『協う』2009年8月号 特集4

 

個人対応ビジネスの進化に資する生協研究機関の役割とは?

松下 桂子(パルシステム生活協同組合連合会・21世紀型生協研究機構)

 

 まずは「危機の時代は変化が加速する」という一節から始まる的場信樹氏の解題が「マネジメント」というテーマに基づき簡潔明瞭にまとめられていたことを、僭越ながら評価したい。これにより各シンポジアストの専門領域・視点にもとづく問題意識と発言が緩やかに紐付いたように思われる。
  本会では、京都生協新理事長の二場邦彦氏が指摘されていたように「変化する経営環境に適応」すること、またその適応経緯での"知"の累積が経営戦略のレベル向上につながる、といった、すなわち「どういった変化」に「どのように対応するか」という手段としてのマネジメントとその必要性が多角的に問われていた。
  そのためにも各組織の文化・歴史・価値の再確認と再構築による足場固めと、(論議は大事だが)効率的に論議する仕組みの開発と明確な意思決定といった "透明な加速システム"の構築が、事業体として急務であるという認識があり、極めて同感である。その延長上に今後の研究課題の一つとして挙げられていた"組合員の中長期的変化予測"であるが、奇しくも昨年度より「21世紀型生協のビジネスモデル構築に向けたライフスタイル研究」として若干先行するかたちで調査・分析を担当しており、概要について、本誌からご要望いただいたのでこの機会に触れておきたい。

---------------

- [課題一覧]
#1 提示文章において、京都生協の新理事長として名前が挙げられている人物は誰ですか。
#2 生協研究機関の役割を論じた提示文章を、二文で要約してください。
#3 生協研究機関の役割を論じた提示文章の続きを、最後の文の直後から書き進めてください。

- [資料情報]
---------------

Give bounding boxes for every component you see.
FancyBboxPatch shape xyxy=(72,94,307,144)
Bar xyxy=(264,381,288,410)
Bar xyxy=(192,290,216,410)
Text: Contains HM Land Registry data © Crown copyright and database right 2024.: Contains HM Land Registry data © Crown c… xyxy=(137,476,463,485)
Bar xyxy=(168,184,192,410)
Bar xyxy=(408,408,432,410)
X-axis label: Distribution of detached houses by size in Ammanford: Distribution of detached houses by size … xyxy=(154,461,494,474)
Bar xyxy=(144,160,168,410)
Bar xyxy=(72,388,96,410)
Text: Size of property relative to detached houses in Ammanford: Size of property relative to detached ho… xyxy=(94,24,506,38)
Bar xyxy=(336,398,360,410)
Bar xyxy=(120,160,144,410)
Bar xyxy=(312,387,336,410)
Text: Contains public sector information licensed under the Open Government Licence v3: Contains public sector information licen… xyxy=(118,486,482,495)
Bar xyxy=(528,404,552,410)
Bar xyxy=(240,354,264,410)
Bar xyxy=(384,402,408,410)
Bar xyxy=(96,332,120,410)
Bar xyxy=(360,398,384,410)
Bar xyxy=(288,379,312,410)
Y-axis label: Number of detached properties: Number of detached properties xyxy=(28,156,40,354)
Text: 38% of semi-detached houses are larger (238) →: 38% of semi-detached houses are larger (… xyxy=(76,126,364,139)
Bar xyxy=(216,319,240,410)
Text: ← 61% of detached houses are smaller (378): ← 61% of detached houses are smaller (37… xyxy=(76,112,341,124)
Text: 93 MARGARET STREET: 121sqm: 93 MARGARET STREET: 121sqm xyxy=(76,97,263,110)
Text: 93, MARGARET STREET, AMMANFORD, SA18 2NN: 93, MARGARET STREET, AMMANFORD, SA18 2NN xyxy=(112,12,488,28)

---------------

- [想定解答]
#1 二場邦彦氏です。

#2 筆者は、的場信樹氏の解題が「マネジメント」をテーマに簡潔明瞭にまとめられ、各シンポジアストの問題意識と発言が緩やかに紐付いたと評価しています。また、変化する経営環境に適応する手段としてのマネジメントが多角的に問われ、組織の足場固めと「透明な加速システム」の構築が事業体として急務であるという認識に、筆者は極めて同感であると述べています。

#3
  そもそも小職が所属するパルシステム生活協同組合連合会(以下、パルシステム)は個配に代表される無店舗専業であり、ライフステージ別の3つのカタログを介して事業を行っている。すなわちパルシステムにおいてカタログとは "業態"であり、それは個々人の組合員のライフスタイルによって選択されるビジネスモデルである。したがって個配を始めて約20年、環境は変化しており、旧来のビジネスモデルでは成長は鈍化、低落するのは必然である、という問題意識を持っている。  
  では果たして、どう変われば良いのか。そのための研究課題を「2020年以降、どんな生活環境変化が予測されるか」「生活者のニーズはどう変わるか」「今後のパルシステム(生協)に求められる役割は何か」とし、1都8県の会員生協エリアを重点的に人口・世帯・所得データ等の分析を行い、一般生活者と組合員を意識・実態から比較検証した。なおこの経緯で、過去20年分の組合員調査についても全設問の洗い出しと再分析を行った。
  今年度は、昨年度調査をさらに発展させるかたちで「くらしの定点調査」なる組合員意識調査、同内容での一般生活者調査、また意識調査と掛け合わせた消費行動分析も並行実施する。同時に市場環境や錯綜する競合状況の変化をトラッキングし、食市場を中心に注目トレンドを拾い上げており、加えてICT(InformationandCommunicationTechnology)といった情報技術の進化によるコミュニケーションの変化にも、組合員参加や意思決定の観点からウォッチングを続けている。
  パルシステムには100万人超の組合員を有する "事業"連合として、現状の間接民主主義システムのジレンマを一定克服し、協同組合ならではのビジネスとして成立させていくことが求められている。パルシステムの掲げる「多様性の共存」とは、個人対応という「一人ひとりのくらしを認め、一人ひとりが選択していく」手段を模索し続けることに他ならない。私たちの業務がその一助になれば幸いだが、困難を伴わないわけでは無論ない。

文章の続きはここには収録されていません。